TASK: Print the entries below in their entirety, exactly as they are written.

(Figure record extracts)
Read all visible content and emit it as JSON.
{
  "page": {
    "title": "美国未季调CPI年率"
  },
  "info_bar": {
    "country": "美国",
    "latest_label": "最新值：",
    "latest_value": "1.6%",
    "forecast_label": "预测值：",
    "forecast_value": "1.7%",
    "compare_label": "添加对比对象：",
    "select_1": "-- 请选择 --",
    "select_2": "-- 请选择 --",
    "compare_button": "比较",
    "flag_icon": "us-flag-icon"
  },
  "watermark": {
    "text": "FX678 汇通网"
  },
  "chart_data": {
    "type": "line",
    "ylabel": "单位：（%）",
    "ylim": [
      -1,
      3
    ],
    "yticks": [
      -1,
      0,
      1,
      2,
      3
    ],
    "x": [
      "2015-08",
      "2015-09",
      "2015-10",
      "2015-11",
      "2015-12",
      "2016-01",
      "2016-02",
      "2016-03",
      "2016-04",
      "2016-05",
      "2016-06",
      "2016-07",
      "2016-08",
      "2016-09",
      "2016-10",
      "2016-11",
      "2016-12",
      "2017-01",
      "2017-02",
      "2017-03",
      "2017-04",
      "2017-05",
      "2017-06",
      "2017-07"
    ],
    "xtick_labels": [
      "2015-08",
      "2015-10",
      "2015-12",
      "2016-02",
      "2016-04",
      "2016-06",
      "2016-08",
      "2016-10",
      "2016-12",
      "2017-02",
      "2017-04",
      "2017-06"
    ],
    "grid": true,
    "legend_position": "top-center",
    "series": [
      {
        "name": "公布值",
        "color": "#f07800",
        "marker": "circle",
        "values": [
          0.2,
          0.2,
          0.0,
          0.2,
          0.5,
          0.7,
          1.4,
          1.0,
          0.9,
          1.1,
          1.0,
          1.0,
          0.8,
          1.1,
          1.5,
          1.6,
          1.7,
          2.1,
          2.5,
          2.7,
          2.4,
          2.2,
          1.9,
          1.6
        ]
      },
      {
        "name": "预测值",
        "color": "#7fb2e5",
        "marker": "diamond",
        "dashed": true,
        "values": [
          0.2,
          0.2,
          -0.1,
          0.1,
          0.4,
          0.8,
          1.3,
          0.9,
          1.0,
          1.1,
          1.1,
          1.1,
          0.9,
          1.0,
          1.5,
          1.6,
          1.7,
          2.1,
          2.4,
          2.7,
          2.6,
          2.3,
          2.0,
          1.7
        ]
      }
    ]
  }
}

FINISHED TASK:
Read all visible content and emit it as JSON.
{
  "page": {
    "title": "美国未季调CPI年率"
  },
  "info_bar": {
    "country": "美国",
    "latest_label": "最新值：",
    "latest_value": "1.6%",
    "forecast_label": "预测值：",
    "forecast_value": "1.7%",
    "compare_label": "添加对比对象：",
    "select_1": "-- 请选择 --",
    "select_2": "-- 请选择 --",
    "compare_button": "比较",
    "flag_icon": "us-flag-icon"
  },
  "watermark": {
    "text": "FX678 汇通网"
  },
  "chart_data": {
    "type": "line",
    "ylabel": "单位：（%）",
    "ylim": [
      -1,
      3
    ],
    "yticks": [
      -1,
      0,
      1,
      2,
      3
    ],
    "x": [
      "2015-08",
      "2015-09",
      "2015-10",
      "2015-11",
      "2015-12",
      "2016-01",
      "2016-02",
      "2016-03",
      "2016-04",
      "2016-05",
      "2016-06",
      "2016-07",
      "2016-08",
      "2016-09",
      "2016-10",
      "2016-11",
      "2016-12",
      "2017-01",
      "2017-02",
      "2017-03",
      "2017-04",
      "2017-05",
      "2017-06",
      "2017-07"
    ],
    "xtick_labels": [
      "2015-08",
      "2015-10",
      "2015-12",
      "2016-02",
      "2016-04",
      "2016-06",
      "2016-08",
      "2016-10",
      "2016-12",
      "2017-02",
      "2017-04",
      "2017-06"
    ],
    "grid": true,
    "legend_position": "top-center",
    "series": [
      {
        "name": "公布值",
        "color": "#f07800",
        "marker": "circle",
        "values": [
          0.2,
          0.2,
          0.0,
          0.2,
          0.5,
          0.7,
          1.4,
          1.0,
          0.9,
          1.1,
          1.0,
          1.0,
          0.8,
          1.1,
          1.5,
          1.6,
          1.7,
          2.1,
          2.5,
          2.7,
          2.4,
          2.2,
          1.9,
          1.6
        ]
      },
      {
        "name": "预测值",
        "color": "#7fb2e5",
        "marker": "diamond",
        "dashed": true,
        "values": [
          0.2,
          0.2,
          -0.1,
          0.1,
          0.4,
          0.8,
          1.3,
          0.9,
          1.0,
          1.1,
          1.1,
          1.1,
          0.9,
          1.0,
          1.5,
          1.6,
          1.7,
          2.1,
          2.4,
          2.7,
          2.6,
          2.3,
          2.0,
          1.7
        ]
      }
    ]
  }
}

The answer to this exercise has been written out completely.